START Given information
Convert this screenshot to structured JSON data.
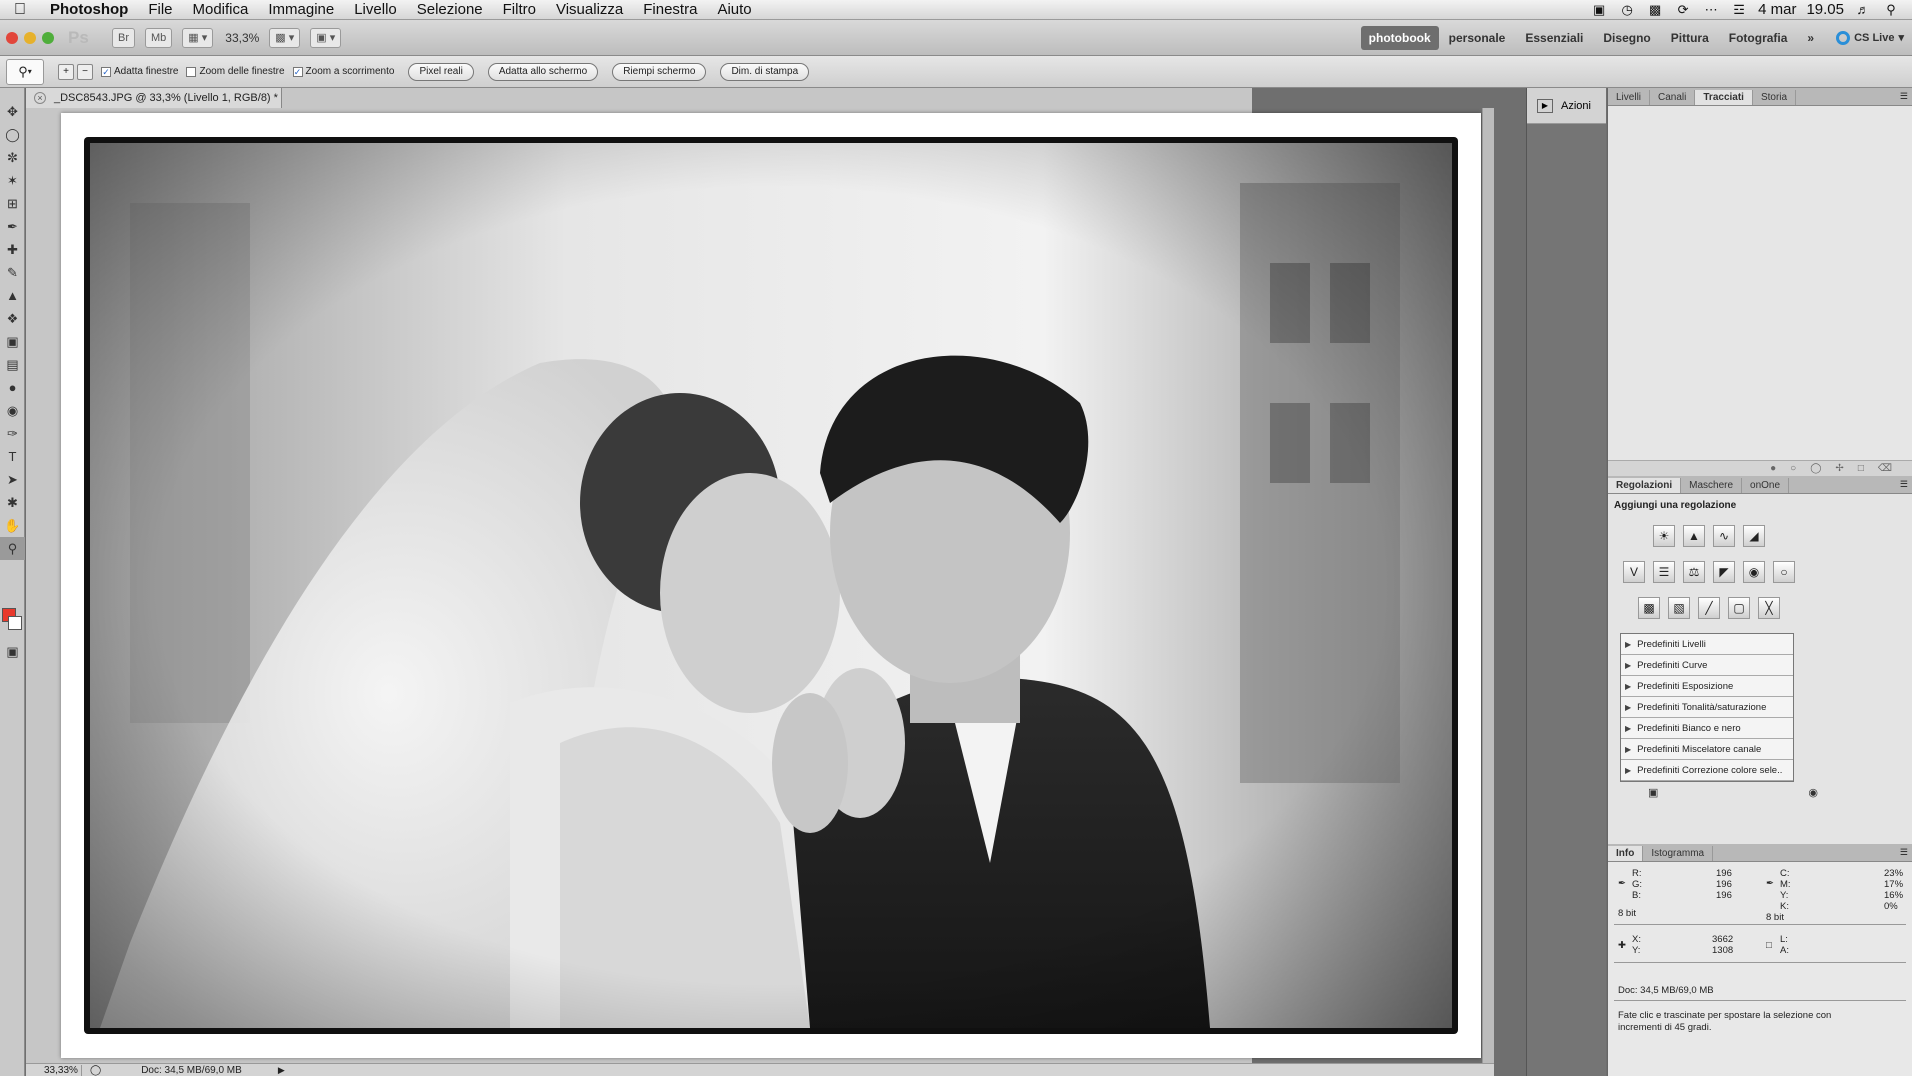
{
  "menubar": {
    "app": "Photoshop",
    "items": [
      "File",
      "Modifica",
      "Immagine",
      "Livello",
      "Selezione",
      "Filtro",
      "Visualizza",
      "Finestra",
      "Aiuto"
    ],
    "date": "4 mar",
    "time": "19.05"
  },
  "appbar": {
    "logo": "Ps",
    "bridge": "Br",
    "minibridge": "Mb",
    "zoom": "33,3%",
    "workspaces": [
      "photobook",
      "personale",
      "Essenziali",
      "Disegno",
      "Pittura",
      "Fotografia"
    ],
    "more": "»",
    "cs_live": "CS Live"
  },
  "options": {
    "adatta_finestre": "Adatta finestre",
    "zoom_finestre": "Zoom delle finestre",
    "zoom_scorrimento": "Zoom a scorrimento",
    "pixel_reali": "Pixel reali",
    "adatta_schermo": "Adatta allo schermo",
    "riempi_schermo": "Riempi schermo",
    "dim_stampa": "Dim. di stampa"
  },
  "document": {
    "tab_title": "_DSC8543.JPG @ 33,3% (Livello 1, RGB/8) *"
  },
  "status": {
    "zoom": "33,33%",
    "doc": "Doc: 34,5 MB/69,0 MB"
  },
  "dock": {
    "actions": "Azioni"
  },
  "panels": {
    "top_tabs": [
      "Livelli",
      "Canali",
      "Tracciati",
      "Storia"
    ],
    "adj_tabs": [
      "Regolazioni",
      "Maschere",
      "onOne"
    ],
    "adj_title": "Aggiungi una regolazione",
    "presets": [
      "Predefiniti Livelli",
      "Predefiniti Curve",
      "Predefiniti Esposizione",
      "Predefiniti Tonalità/saturazione",
      "Predefiniti Bianco e nero",
      "Predefiniti Miscelatore canale",
      "Predefiniti Correzione colore sele.."
    ],
    "info_tabs": [
      "Info",
      "Istogramma"
    ],
    "info": {
      "r_label": "R:",
      "g_label": "G:",
      "b_label": "B:",
      "r": "196",
      "g": "196",
      "b": "196",
      "c_label": "C:",
      "m_label": "M:",
      "y_label": "Y:",
      "k_label": "K:",
      "c": "23%",
      "m": "17%",
      "y": "16%",
      "k": "0%",
      "bit1": "8 bit",
      "bit2": "8 bit",
      "x_label": "X:",
      "y2_label": "Y:",
      "x": "3662",
      "y2": "1308",
      "l_label": "L:",
      "a_label": "A:",
      "doc": "Doc: 34,5 MB/69,0 MB",
      "hint": "Fate clic e trascinate per spostare la selezione con incrementi di 45 gradi."
    }
  }
}
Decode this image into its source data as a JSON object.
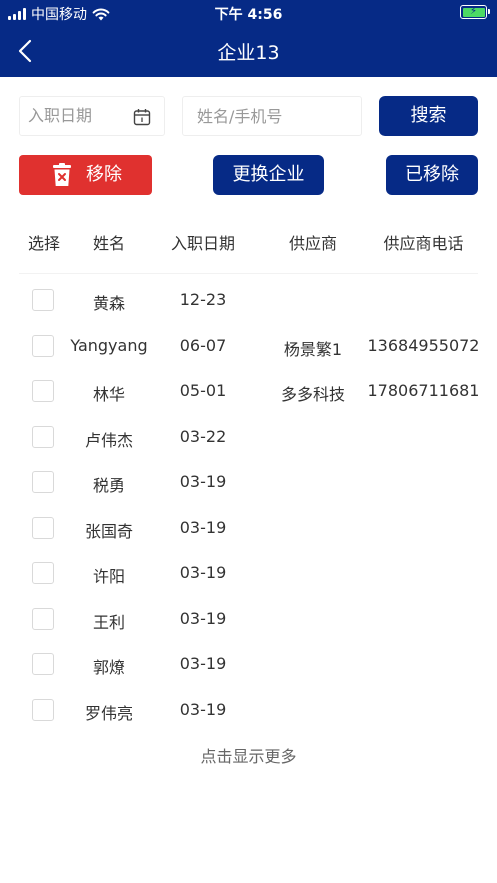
END Given information
• _What to do_: Each line above that includes "JSON" should be shown.

• _Complete output_:
Convert this screenshot to structured JSON data.
Decode this image into its source data as a JSON object.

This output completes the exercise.